» Exercise directions: Copy every line of the data that includes the string "subtitle".

» Supplied material:
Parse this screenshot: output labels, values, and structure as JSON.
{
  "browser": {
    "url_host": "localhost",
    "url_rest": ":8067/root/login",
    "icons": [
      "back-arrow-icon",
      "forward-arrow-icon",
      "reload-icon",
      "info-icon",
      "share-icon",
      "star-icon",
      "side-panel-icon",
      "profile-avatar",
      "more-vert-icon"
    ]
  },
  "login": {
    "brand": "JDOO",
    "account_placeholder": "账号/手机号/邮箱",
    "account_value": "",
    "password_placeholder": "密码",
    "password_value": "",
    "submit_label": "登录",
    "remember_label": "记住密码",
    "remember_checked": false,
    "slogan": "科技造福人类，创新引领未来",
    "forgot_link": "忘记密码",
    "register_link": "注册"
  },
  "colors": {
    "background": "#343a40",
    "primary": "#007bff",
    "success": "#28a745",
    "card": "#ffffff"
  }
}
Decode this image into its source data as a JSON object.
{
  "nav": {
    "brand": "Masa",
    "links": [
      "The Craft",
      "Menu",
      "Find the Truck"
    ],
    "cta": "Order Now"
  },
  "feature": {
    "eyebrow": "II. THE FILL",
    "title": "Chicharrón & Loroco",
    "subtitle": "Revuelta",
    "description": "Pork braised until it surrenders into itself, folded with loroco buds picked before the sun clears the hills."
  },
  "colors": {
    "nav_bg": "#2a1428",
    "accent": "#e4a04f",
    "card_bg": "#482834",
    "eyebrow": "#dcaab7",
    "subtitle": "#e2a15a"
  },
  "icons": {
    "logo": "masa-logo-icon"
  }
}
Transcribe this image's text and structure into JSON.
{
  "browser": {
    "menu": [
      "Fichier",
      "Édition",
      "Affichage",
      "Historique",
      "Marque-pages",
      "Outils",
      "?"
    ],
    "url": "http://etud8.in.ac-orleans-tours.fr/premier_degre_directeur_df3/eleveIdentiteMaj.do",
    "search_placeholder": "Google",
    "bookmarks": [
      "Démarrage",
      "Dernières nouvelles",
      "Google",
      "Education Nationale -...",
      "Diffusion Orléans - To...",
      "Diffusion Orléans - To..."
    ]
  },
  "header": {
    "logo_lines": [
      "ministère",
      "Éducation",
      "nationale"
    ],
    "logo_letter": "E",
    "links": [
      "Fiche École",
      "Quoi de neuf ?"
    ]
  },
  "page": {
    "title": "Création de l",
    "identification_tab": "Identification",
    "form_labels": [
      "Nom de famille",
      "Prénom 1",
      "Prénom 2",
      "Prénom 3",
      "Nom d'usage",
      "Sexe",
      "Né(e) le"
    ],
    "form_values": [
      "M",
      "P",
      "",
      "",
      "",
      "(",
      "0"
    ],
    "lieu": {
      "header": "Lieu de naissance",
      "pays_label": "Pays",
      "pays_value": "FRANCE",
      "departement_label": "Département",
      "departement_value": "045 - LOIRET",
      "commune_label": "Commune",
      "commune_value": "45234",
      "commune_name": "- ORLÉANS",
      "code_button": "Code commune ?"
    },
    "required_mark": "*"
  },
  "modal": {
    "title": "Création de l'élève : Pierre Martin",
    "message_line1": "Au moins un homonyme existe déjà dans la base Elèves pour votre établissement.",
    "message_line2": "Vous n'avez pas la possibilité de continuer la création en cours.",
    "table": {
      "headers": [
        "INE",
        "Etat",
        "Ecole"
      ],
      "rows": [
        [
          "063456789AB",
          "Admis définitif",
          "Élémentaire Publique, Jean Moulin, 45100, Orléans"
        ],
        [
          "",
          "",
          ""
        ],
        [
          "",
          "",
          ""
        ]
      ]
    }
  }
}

» Result:
    "subtitle": "Revuelta",
    "subtitle": "#e2a15a"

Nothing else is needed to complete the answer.